Extracted information —

# # # # #

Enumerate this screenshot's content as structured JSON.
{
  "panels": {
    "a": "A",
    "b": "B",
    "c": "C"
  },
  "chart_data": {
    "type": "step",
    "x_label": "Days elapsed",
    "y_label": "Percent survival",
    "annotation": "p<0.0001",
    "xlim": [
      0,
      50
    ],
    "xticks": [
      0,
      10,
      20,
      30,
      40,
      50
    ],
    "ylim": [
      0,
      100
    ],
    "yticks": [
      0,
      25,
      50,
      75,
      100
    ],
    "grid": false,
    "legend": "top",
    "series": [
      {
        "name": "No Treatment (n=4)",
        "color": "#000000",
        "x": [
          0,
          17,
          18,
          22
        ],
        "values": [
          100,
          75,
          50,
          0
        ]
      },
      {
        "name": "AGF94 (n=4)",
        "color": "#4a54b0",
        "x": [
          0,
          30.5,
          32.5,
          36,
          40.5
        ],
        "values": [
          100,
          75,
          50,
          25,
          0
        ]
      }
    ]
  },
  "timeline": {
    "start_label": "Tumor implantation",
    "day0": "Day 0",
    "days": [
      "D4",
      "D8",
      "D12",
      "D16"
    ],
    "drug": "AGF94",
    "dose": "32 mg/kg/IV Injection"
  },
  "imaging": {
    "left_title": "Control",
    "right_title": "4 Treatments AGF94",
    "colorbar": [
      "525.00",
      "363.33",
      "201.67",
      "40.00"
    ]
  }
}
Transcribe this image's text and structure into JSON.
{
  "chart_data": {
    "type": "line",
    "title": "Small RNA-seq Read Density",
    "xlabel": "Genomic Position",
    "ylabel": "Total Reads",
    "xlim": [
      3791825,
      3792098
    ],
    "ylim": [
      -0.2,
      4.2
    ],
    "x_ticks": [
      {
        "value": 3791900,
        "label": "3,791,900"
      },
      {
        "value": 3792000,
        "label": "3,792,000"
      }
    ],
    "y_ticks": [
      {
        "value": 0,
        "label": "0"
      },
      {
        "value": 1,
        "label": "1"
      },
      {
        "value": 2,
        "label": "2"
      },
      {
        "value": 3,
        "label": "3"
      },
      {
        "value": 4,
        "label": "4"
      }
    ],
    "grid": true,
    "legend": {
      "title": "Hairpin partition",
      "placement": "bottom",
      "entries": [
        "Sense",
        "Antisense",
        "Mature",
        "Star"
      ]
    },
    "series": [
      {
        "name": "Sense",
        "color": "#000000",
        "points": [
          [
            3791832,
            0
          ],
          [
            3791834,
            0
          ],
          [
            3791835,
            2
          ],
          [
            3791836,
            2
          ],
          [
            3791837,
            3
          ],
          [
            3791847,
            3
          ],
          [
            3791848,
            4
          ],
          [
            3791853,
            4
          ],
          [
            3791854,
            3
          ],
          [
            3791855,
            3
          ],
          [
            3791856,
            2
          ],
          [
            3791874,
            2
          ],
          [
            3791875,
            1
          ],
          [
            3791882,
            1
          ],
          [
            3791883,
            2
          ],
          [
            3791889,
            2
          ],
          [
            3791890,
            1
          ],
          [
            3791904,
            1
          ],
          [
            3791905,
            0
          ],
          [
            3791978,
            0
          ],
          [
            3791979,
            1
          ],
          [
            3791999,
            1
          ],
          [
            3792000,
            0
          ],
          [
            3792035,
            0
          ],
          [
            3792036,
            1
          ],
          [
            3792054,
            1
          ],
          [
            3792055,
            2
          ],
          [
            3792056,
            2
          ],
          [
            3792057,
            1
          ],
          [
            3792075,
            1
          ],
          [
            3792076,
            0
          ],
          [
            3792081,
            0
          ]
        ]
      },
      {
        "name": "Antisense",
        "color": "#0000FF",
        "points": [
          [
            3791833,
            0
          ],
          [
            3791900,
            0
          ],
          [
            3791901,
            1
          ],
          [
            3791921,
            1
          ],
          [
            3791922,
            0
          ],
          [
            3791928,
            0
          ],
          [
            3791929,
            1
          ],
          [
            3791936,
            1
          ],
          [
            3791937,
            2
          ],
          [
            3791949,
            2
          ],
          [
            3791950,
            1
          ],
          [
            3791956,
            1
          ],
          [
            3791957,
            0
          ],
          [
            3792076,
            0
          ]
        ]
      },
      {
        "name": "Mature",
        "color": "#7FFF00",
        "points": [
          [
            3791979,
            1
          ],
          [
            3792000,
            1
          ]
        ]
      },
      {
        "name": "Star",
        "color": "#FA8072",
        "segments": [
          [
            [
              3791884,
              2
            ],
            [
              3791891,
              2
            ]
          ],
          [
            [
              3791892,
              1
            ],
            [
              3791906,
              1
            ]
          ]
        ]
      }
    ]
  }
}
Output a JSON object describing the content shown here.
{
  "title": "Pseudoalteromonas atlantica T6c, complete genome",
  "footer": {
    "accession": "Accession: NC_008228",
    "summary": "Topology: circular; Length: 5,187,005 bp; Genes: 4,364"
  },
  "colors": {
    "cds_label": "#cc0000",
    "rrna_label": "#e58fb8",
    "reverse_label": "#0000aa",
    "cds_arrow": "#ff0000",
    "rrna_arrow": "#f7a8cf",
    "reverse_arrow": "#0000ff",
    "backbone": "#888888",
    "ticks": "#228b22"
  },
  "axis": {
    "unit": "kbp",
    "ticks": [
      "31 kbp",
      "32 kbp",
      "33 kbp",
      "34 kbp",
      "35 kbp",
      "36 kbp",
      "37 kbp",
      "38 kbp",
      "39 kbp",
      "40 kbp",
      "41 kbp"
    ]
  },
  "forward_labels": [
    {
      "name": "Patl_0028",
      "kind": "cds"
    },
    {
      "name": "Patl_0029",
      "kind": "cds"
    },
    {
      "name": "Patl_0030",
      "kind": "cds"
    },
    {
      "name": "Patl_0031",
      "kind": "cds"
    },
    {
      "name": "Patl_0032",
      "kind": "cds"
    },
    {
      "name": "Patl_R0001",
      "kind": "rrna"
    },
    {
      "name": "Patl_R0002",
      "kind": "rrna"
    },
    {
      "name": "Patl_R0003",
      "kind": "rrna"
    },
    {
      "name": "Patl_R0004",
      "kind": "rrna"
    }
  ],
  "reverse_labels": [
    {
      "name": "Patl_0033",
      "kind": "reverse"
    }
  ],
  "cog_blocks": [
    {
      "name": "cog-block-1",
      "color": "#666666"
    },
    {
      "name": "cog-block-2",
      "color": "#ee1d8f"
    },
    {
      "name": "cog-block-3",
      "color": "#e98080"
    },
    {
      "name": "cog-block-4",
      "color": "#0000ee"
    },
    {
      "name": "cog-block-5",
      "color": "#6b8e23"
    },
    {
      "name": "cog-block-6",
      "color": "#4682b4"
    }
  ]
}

# # # # #

Task to carry out — Here, the records must be output exactly and in full.

Solution —
Enumerate this screenshot's content as structured JSON.
{
  "panels": {
    "a": "A",
    "b": "B",
    "c": "C"
  },
  "chart_data": {
    "type": "step",
    "x_label": "Days elapsed",
    "y_label": "Percent survival",
    "annotation": "p<0.0001",
    "xlim": [
      0,
      50
    ],
    "xticks": [
      0,
      10,
      20,
      30,
      40,
      50
    ],
    "ylim": [
      0,
      100
    ],
    "yticks": [
      0,
      25,
      50,
      75,
      100
    ],
    "grid": false,
    "legend": "top",
    "series": [
      {
        "name": "No Treatment (n=4)",
        "color": "#000000",
        "x": [
          0,
          17,
          18,
          22
        ],
        "values": [
          100,
          75,
          50,
          0
        ]
      },
      {
        "name": "AGF94 (n=4)",
        "color": "#4a54b0",
        "x": [
          0,
          30.5,
          32.5,
          36,
          40.5
        ],
        "values": [
          100,
          75,
          50,
          25,
          0
        ]
      }
    ]
  },
  "timeline": {
    "start_label": "Tumor implantation",
    "day0": "Day 0",
    "days": [
      "D4",
      "D8",
      "D12",
      "D16"
    ],
    "drug": "AGF94",
    "dose": "32 mg/kg/IV Injection"
  },
  "imaging": {
    "left_title": "Control",
    "right_title": "4 Treatments AGF94",
    "colorbar": [
      "525.00",
      "363.33",
      "201.67",
      "40.00"
    ]
  }
}
Transcribe this image's text and structure into JSON.
{
  "chart_data": {
    "type": "line",
    "title": "Small RNA-seq Read Density",
    "xlabel": "Genomic Position",
    "ylabel": "Total Reads",
    "xlim": [
      3791825,
      3792098
    ],
    "ylim": [
      -0.2,
      4.2
    ],
    "x_ticks": [
      {
        "value": 3791900,
        "label": "3,791,900"
      },
      {
        "value": 3792000,
        "label": "3,792,000"
      }
    ],
    "y_ticks": [
      {
        "value": 0,
        "label": "0"
      },
      {
        "value": 1,
        "label": "1"
      },
      {
        "value": 2,
        "label": "2"
      },
      {
        "value": 3,
        "label": "3"
      },
      {
        "value": 4,
        "label": "4"
      }
    ],
    "grid": true,
    "legend": {
      "title": "Hairpin partition",
      "placement": "bottom",
      "entries": [
        "Sense",
        "Antisense",
        "Mature",
        "Star"
      ]
    },
    "series": [
      {
        "name": "Sense",
        "color": "#000000",
        "points": [
          [
            3791832,
            0
          ],
          [
            3791834,
            0
          ],
          [
            3791835,
            2
          ],
          [
            3791836,
            2
          ],
          [
            3791837,
            3
          ],
          [
            3791847,
            3
          ],
          [
            3791848,
            4
          ],
          [
            3791853,
            4
          ],
          [
            3791854,
            3
          ],
          [
            3791855,
            3
          ],
          [
            3791856,
            2
          ],
          [
            3791874,
            2
          ],
          [
            3791875,
            1
          ],
          [
            3791882,
            1
          ],
          [
            3791883,
            2
          ],
          [
            3791889,
            2
          ],
          [
            3791890,
            1
          ],
          [
            3791904,
            1
          ],
          [
            3791905,
            0
          ],
          [
            3791978,
            0
          ],
          [
            3791979,
            1
          ],
          [
            3791999,
            1
          ],
          [
            3792000,
            0
          ],
          [
            3792035,
            0
          ],
          [
            3792036,
            1
          ],
          [
            3792054,
            1
          ],
          [
            3792055,
            2
          ],
          [
            3792056,
            2
          ],
          [
            3792057,
            1
          ],
          [
            3792075,
            1
          ],
          [
            3792076,
            0
          ],
          [
            3792081,
            0
          ]
        ]
      },
      {
        "name": "Antisense",
        "color": "#0000FF",
        "points": [
          [
            3791833,
            0
          ],
          [
            3791900,
            0
          ],
          [
            3791901,
            1
          ],
          [
            3791921,
            1
          ],
          [
            3791922,
            0
          ],
          [
            3791928,
            0
          ],
          [
            3791929,
            1
          ],
          [
            3791936,
            1
          ],
          [
            3791937,
            2
          ],
          [
            3791949,
            2
          ],
          [
            3791950,
            1
          ],
          [
            3791956,
            1
          ],
          [
            3791957,
            0
          ],
          [
            3792076,
            0
          ]
        ]
      },
      {
        "name": "Mature",
        "color": "#7FFF00",
        "points": [
          [
            3791979,
            1
          ],
          [
            3792000,
            1
          ]
        ]
      },
      {
        "name": "Star",
        "color": "#FA8072",
        "segments": [
          [
            [
              3791884,
              2
            ],
            [
              3791891,
              2
            ]
          ],
          [
            [
              3791892,
              1
            ],
            [
              3791906,
              1
            ]
          ]
        ]
      }
    ]
  }
}
Output a JSON object describing the content shown here.
{
  "title": "Pseudoalteromonas atlantica T6c, complete genome",
  "footer": {
    "accession": "Accession: NC_008228",
    "summary": "Topology: circular; Length: 5,187,005 bp; Genes: 4,364"
  },
  "colors": {
    "cds_label": "#cc0000",
    "rrna_label": "#e58fb8",
    "reverse_label": "#0000aa",
    "cds_arrow": "#ff0000",
    "rrna_arrow": "#f7a8cf",
    "reverse_arrow": "#0000ff",
    "backbone": "#888888",
    "ticks": "#228b22"
  },
  "axis": {
    "unit": "kbp",
    "ticks": [
      "31 kbp",
      "32 kbp",
      "33 kbp",
      "34 kbp",
      "35 kbp",
      "36 kbp",
      "37 kbp",
      "38 kbp",
      "39 kbp",
      "40 kbp",
      "41 kbp"
    ]
  },
  "forward_labels": [
    {
      "name": "Patl_0028",
      "kind": "cds"
    },
    {
      "name": "Patl_0029",
      "kind": "cds"
    },
    {
      "name": "Patl_0030",
      "kind": "cds"
    },
    {
      "name": "Patl_0031",
      "kind": "cds"
    },
    {
      "name": "Patl_0032",
      "kind": "cds"
    },
    {
      "name": "Patl_R0001",
      "kind": "rrna"
    },
    {
      "name": "Patl_R0002",
      "kind": "rrna"
    },
    {
      "name": "Patl_R0003",
      "kind": "rrna"
    },
    {
      "name": "Patl_R0004",
      "kind": "rrna"
    }
  ],
  "reverse_labels": [
    {
      "name": "Patl_0033",
      "kind": "reverse"
    }
  ],
  "cog_blocks": [
    {
      "name": "cog-block-1",
      "color": "#666666"
    },
    {
      "name": "cog-block-2",
      "color": "#ee1d8f"
    },
    {
      "name": "cog-block-3",
      "color": "#e98080"
    },
    {
      "name": "cog-block-4",
      "color": "#0000ee"
    },
    {
      "name": "cog-block-5",
      "color": "#6b8e23"
    },
    {
      "name": "cog-block-6",
      "color": "#4682b4"
    }
  ]
}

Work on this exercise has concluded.